**Work required:** Nothing in the records may be left out or altered; reproduce them all exactly.

** start Provided records **

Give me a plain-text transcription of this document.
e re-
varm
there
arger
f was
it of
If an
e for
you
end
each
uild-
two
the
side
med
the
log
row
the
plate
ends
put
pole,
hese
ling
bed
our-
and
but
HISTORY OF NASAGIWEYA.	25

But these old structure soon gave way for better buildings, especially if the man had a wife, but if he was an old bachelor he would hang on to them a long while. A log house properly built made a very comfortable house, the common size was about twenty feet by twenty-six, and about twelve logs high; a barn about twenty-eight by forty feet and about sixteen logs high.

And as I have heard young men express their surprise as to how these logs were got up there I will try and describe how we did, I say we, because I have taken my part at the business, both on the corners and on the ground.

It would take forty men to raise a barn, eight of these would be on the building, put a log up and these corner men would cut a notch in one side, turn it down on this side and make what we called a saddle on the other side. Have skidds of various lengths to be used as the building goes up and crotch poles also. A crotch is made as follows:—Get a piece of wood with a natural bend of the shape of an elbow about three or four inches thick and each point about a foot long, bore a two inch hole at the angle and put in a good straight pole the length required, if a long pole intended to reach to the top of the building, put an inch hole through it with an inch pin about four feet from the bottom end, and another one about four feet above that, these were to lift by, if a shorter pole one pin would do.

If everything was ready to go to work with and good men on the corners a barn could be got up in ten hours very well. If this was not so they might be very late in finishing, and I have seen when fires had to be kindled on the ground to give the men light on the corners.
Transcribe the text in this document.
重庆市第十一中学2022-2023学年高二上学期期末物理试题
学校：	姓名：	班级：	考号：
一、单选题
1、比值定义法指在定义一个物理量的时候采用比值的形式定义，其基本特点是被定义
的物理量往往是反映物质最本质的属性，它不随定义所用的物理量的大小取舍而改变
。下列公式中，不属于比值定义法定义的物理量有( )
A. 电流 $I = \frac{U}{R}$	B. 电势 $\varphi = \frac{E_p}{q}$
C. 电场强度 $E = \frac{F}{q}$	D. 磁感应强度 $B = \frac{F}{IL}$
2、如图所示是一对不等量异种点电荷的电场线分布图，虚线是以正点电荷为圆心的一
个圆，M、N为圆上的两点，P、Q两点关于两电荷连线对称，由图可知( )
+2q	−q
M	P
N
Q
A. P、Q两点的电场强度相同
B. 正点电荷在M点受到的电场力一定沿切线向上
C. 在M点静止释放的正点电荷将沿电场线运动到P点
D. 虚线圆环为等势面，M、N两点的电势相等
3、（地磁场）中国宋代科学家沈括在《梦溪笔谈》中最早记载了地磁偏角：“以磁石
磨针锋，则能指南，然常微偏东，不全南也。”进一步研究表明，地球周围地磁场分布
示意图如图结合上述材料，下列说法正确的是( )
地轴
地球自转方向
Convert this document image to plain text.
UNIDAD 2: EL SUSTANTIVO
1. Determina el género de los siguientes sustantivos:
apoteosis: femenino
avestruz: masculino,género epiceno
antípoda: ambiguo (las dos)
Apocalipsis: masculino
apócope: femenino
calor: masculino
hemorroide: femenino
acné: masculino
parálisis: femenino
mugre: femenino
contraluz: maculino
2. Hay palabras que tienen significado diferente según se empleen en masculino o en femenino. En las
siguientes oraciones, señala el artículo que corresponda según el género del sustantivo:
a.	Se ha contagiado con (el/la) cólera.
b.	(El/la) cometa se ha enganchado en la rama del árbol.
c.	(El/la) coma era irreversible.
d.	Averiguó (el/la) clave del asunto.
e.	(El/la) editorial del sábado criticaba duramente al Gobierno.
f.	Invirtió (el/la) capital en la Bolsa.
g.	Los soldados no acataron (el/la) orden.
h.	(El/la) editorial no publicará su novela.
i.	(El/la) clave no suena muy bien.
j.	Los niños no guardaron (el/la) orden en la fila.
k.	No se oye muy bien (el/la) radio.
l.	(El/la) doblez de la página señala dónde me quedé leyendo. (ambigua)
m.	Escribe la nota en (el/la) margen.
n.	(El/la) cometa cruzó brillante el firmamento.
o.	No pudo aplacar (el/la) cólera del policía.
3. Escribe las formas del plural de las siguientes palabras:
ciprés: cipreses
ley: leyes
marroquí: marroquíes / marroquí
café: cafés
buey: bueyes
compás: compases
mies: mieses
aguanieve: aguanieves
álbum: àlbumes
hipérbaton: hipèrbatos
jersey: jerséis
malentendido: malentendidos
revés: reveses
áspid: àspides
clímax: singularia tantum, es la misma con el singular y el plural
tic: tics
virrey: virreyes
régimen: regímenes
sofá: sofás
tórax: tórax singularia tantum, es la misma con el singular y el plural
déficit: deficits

** end Provided records **

**Correct response:**
Give me a plain-text transcription of this document.
e re-
varm
there
arger
f was
it of
If an
e for
you
end
each
uild-
two
the
side
med
the
log
row
the
plate
ends
put
pole,
hese
ling
bed
our-
and
but
HISTORY OF NASAGIWEYA.	25

But these old structure soon gave way for better buildings, especially if the man had a wife, but if he was an old bachelor he would hang on to them a long while. A log house properly built made a very comfortable house, the common size was about twenty feet by twenty-six, and about twelve logs high; a barn about twenty-eight by forty feet and about sixteen logs high.

And as I have heard young men express their surprise as to how these logs were got up there I will try and describe how we did, I say we, because I have taken my part at the business, both on the corners and on the ground.

It would take forty men to raise a barn, eight of these would be on the building, put a log up and these corner men would cut a notch in one side, turn it down on this side and make what we called a saddle on the other side. Have skidds of various lengths to be used as the building goes up and crotch poles also. A crotch is made as follows:—Get a piece of wood with a natural bend of the shape of an elbow about three or four inches thick and each point about a foot long, bore a two inch hole at the angle and put in a good straight pole the length required, if a long pole intended to reach to the top of the building, put an inch hole through it with an inch pin about four feet from the bottom end, and another one about four feet above that, these were to lift by, if a shorter pole one pin would do.

If everything was ready to go to work with and good men on the corners a barn could be got up in ten hours very well. If this was not so they might be very late in finishing, and I have seen when fires had to be kindled on the ground to give the men light on the corners.
Transcribe the text in this document.
重庆市第十一中学2022-2023学年高二上学期期末物理试题
学校：	姓名：	班级：	考号：
一、单选题
1、比值定义法指在定义一个物理量的时候采用比值的形式定义，其基本特点是被定义
的物理量往往是反映物质最本质的属性，它不随定义所用的物理量的大小取舍而改变
。下列公式中，不属于比值定义法定义的物理量有( )
A. 电流 $I = \frac{U}{R}$	B. 电势 $\varphi = \frac{E_p}{q}$
C. 电场强度 $E = \frac{F}{q}$	D. 磁感应强度 $B = \frac{F}{IL}$
2、如图所示是一对不等量异种点电荷的电场线分布图，虚线是以正点电荷为圆心的一
个圆，M、N为圆上的两点，P、Q两点关于两电荷连线对称，由图可知( )
+2q	−q
M	P
N
Q
A. P、Q两点的电场强度相同
B. 正点电荷在M点受到的电场力一定沿切线向上
C. 在M点静止释放的正点电荷将沿电场线运动到P点
D. 虚线圆环为等势面，M、N两点的电势相等
3、（地磁场）中国宋代科学家沈括在《梦溪笔谈》中最早记载了地磁偏角：“以磁石
磨针锋，则能指南，然常微偏东，不全南也。”进一步研究表明，地球周围地磁场分布
示意图如图结合上述材料，下列说法正确的是( )
地轴
地球自转方向
Convert this document image to plain text.
UNIDAD 2: EL SUSTANTIVO
1. Determina el género de los siguientes sustantivos:
apoteosis: femenino
avestruz: masculino,género epiceno
antípoda: ambiguo (las dos)
Apocalipsis: masculino
apócope: femenino
calor: masculino
hemorroide: femenino
acné: masculino
parálisis: femenino
mugre: femenino
contraluz: maculino
2. Hay palabras que tienen significado diferente según se empleen en masculino o en femenino. En las
siguientes oraciones, señala el artículo que corresponda según el género del sustantivo:
a.	Se ha contagiado con (el/la) cólera.
b.	(El/la) cometa se ha enganchado en la rama del árbol.
c.	(El/la) coma era irreversible.
d.	Averiguó (el/la) clave del asunto.
e.	(El/la) editorial del sábado criticaba duramente al Gobierno.
f.	Invirtió (el/la) capital en la Bolsa.
g.	Los soldados no acataron (el/la) orden.
h.	(El/la) editorial no publicará su novela.
i.	(El/la) clave no suena muy bien.
j.	Los niños no guardaron (el/la) orden en la fila.
k.	No se oye muy bien (el/la) radio.
l.	(El/la) doblez de la página señala dónde me quedé leyendo. (ambigua)
m.	Escribe la nota en (el/la) margen.
n.	(El/la) cometa cruzó brillante el firmamento.
o.	No pudo aplacar (el/la) cólera del policía.
3. Escribe las formas del plural de las siguientes palabras:
ciprés: cipreses
ley: leyes
marroquí: marroquíes / marroquí
café: cafés
buey: bueyes
compás: compases
mies: mieses
aguanieve: aguanieves
álbum: àlbumes
hipérbaton: hipèrbatos
jersey: jerséis
malentendido: malentendidos
revés: reveses
áspid: àspides
clímax: singularia tantum, es la misma con el singular y el plural
tic: tics
virrey: virreyes
régimen: regímenes
sofá: sofás
tórax: tórax singularia tantum, es la misma con el singular y el plural
déficit: deficits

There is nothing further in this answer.